[Begin Task input]
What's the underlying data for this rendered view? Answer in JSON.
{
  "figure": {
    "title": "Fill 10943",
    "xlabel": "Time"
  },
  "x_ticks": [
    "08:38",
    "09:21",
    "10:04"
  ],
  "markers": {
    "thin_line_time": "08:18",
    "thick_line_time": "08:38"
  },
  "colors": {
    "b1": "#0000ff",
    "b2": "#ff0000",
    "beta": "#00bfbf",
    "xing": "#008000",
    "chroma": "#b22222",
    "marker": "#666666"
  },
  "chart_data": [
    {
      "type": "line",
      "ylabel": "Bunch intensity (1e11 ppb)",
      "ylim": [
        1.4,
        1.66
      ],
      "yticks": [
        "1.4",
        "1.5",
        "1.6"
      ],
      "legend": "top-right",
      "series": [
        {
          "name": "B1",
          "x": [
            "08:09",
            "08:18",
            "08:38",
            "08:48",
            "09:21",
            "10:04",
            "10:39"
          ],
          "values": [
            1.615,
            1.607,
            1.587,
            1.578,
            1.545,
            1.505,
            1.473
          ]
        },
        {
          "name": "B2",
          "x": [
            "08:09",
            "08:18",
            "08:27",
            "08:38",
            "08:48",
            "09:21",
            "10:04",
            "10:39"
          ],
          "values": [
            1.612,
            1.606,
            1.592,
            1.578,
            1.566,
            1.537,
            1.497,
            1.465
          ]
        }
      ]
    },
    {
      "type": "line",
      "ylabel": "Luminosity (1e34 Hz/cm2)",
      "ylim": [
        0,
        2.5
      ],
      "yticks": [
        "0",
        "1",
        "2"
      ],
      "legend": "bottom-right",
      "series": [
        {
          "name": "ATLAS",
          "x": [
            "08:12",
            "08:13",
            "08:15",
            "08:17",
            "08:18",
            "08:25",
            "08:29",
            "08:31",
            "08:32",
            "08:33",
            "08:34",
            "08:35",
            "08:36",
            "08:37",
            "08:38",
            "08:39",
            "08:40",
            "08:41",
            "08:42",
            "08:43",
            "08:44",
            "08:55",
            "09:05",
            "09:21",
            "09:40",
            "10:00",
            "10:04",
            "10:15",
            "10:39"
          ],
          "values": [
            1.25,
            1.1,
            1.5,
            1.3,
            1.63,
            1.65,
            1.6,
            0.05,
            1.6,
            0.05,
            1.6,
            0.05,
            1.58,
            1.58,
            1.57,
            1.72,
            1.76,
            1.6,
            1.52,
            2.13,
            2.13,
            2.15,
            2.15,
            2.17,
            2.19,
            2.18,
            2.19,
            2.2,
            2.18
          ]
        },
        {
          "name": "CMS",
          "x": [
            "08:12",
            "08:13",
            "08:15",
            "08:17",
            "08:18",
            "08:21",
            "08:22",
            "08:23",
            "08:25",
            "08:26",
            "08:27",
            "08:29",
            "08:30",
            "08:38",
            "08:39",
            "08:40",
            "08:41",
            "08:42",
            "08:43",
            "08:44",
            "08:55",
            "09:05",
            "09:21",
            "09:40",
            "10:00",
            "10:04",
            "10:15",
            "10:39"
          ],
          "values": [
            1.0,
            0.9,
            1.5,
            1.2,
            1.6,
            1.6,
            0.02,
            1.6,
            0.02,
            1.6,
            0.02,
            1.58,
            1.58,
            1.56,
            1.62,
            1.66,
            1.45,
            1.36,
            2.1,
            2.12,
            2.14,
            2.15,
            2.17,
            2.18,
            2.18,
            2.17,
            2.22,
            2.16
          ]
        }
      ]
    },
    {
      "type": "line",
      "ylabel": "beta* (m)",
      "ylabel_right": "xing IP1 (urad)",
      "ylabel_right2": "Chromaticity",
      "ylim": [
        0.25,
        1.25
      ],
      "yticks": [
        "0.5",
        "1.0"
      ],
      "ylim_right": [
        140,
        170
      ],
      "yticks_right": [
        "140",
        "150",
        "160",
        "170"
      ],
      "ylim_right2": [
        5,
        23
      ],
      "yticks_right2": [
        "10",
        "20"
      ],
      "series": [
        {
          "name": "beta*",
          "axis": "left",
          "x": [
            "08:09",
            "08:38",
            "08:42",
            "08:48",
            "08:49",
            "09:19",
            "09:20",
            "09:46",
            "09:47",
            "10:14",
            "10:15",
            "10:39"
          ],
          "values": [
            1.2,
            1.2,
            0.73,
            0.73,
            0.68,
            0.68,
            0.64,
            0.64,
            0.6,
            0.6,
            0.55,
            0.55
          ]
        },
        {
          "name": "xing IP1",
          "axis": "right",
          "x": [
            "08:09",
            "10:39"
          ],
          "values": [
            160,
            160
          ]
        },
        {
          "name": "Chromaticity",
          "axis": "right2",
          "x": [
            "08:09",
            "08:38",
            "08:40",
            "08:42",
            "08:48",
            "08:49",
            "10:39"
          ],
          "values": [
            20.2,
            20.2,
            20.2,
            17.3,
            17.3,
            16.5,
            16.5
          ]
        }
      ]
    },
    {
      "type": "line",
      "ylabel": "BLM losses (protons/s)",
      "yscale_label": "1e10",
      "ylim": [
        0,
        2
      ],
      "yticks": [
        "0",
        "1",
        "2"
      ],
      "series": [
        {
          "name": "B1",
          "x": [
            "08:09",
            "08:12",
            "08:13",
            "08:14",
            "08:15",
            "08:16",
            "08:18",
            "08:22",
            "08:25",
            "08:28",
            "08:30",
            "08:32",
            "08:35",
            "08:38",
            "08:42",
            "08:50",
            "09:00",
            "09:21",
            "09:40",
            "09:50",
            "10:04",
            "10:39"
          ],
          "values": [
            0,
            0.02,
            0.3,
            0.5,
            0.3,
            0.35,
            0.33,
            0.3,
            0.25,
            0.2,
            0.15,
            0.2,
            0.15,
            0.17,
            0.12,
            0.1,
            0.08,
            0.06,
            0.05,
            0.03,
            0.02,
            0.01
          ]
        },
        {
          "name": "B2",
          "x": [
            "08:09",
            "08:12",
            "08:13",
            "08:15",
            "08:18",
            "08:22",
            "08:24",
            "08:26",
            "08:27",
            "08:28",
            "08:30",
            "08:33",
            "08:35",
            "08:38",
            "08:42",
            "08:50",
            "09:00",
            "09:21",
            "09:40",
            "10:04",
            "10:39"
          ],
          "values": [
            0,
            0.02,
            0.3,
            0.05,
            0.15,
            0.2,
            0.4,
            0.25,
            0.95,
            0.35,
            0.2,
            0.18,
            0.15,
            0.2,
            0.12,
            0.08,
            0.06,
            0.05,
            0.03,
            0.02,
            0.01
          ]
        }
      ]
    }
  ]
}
[End Task input]
• **Task to carry out**:
Pull every line containing the word "name" out of the material.

• **Exercise response**:
          "name": "B1",
          "name": "B2",
          "name": "ATLAS",
          "name": "CMS",
          "name": "beta*",
          "name": "xing IP1",
          "name": "Chromaticity",
          "name": "B1",
          "name": "B2",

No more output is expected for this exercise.